— Start RECORDS —

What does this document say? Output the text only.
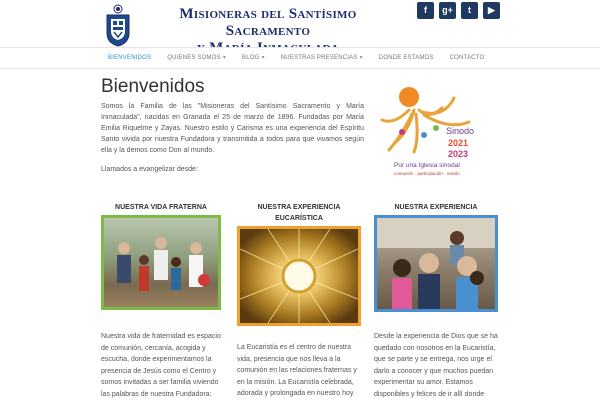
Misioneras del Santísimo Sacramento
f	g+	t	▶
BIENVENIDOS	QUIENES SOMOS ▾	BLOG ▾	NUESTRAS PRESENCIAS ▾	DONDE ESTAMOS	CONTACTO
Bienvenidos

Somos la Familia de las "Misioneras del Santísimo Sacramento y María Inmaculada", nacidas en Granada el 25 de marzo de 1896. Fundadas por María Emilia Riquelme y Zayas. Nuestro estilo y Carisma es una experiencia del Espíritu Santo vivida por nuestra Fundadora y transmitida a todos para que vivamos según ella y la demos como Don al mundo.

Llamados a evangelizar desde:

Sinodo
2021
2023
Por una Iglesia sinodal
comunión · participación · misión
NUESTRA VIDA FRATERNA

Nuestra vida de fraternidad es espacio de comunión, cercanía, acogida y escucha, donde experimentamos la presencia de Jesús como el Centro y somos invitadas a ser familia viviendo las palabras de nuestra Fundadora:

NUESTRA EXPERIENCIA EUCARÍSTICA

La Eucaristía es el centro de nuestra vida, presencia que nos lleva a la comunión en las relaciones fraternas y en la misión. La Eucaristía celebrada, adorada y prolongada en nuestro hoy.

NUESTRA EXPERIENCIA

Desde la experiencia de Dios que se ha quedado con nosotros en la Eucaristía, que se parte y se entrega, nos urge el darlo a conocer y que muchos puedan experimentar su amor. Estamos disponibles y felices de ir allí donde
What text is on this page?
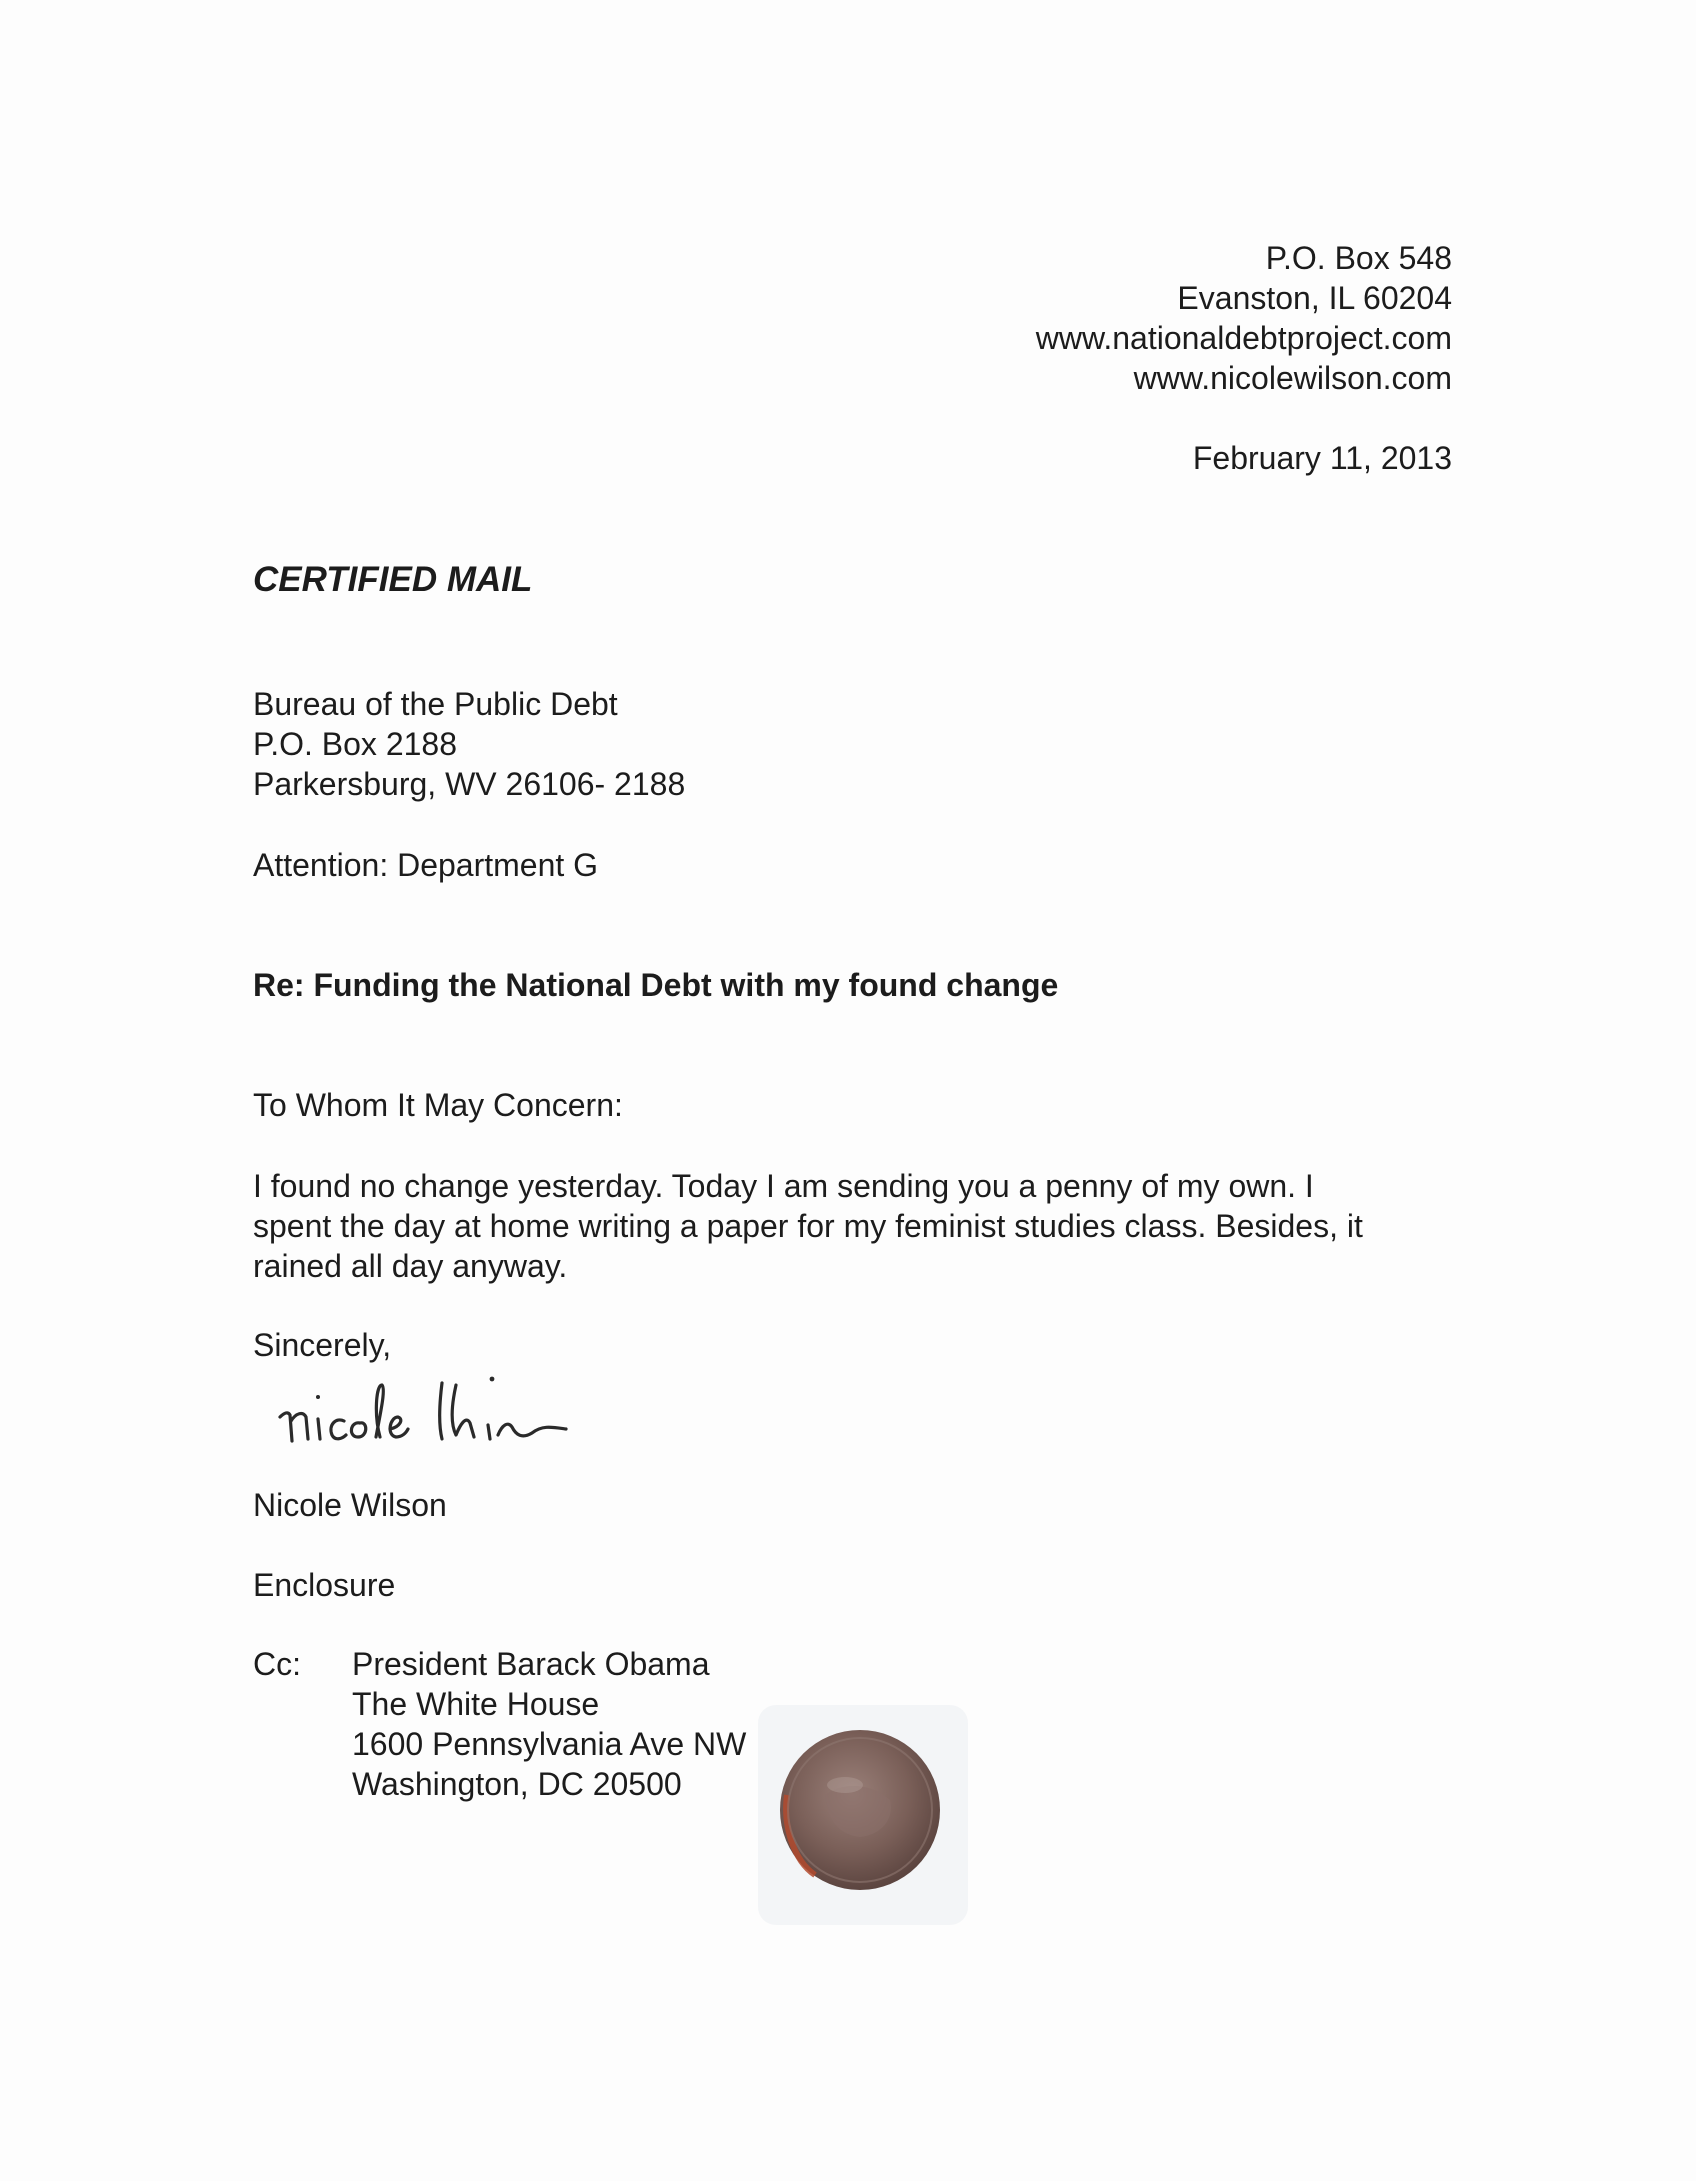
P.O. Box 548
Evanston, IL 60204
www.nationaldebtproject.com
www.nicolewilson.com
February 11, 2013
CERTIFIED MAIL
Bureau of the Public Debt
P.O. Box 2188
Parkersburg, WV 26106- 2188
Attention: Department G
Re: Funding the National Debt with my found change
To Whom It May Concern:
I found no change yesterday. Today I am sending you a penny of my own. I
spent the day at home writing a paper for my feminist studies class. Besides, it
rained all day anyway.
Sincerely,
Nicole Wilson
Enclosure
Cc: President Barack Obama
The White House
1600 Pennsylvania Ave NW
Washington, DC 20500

— End RECORDS —

**TASK**
Every entry above needs to be retyped exactly; drop the pictures.

**THE SOLUTION**
What does this document say? Output the text only.
Misioneras del Santísimo Sacramento
f	g+	t	▶
BIENVENIDOS	QUIENES SOMOS ▾	BLOG ▾	NUESTRAS PRESENCIAS ▾	DONDE ESTAMOS	CONTACTO
Bienvenidos

Somos la Familia de las "Misioneras del Santísimo Sacramento y María Inmaculada", nacidas en Granada el 25 de marzo de 1896. Fundadas por María Emilia Riquelme y Zayas. Nuestro estilo y Carisma es una experiencia del Espíritu Santo vivida por nuestra Fundadora y transmitida a todos para que vivamos según ella y la demos como Don al mundo.

Llamados a evangelizar desde:

Sinodo
2021
2023
Por una Iglesia sinodal
comunión · participación · misión
NUESTRA VIDA FRATERNA

Nuestra vida de fraternidad es espacio de comunión, cercanía, acogida y escucha, donde experimentamos la presencia de Jesús como el Centro y somos invitadas a ser familia viviendo las palabras de nuestra Fundadora:

NUESTRA EXPERIENCIA EUCARÍSTICA

La Eucaristía es el centro de nuestra vida, presencia que nos lleva a la comunión en las relaciones fraternas y en la misión. La Eucaristía celebrada, adorada y prolongada en nuestro hoy.

NUESTRA EXPERIENCIA

Desde la experiencia de Dios que se ha quedado con nosotros en la Eucaristía, que se parte y se entrega, nos urge el darlo a conocer y que muchos puedan experimentar su amor. Estamos disponibles y felices de ir allí donde
What text is on this page?
P.O. Box 548
Evanston, IL 60204
www.nationaldebtproject.com
www.nicolewilson.com
February 11, 2013
CERTIFIED MAIL
Bureau of the Public Debt
P.O. Box 2188
Parkersburg, WV 26106- 2188
Attention: Department G
Re: Funding the National Debt with my found change
To Whom It May Concern:
I found no change yesterday. Today I am sending you a penny of my own. I
spent the day at home writing a paper for my feminist studies class. Besides, it
rained all day anyway.
Sincerely,
Nicole Wilson
Enclosure
Cc: President Barack Obama
The White House
1600 Pennsylvania Ave NW
Washington, DC 20500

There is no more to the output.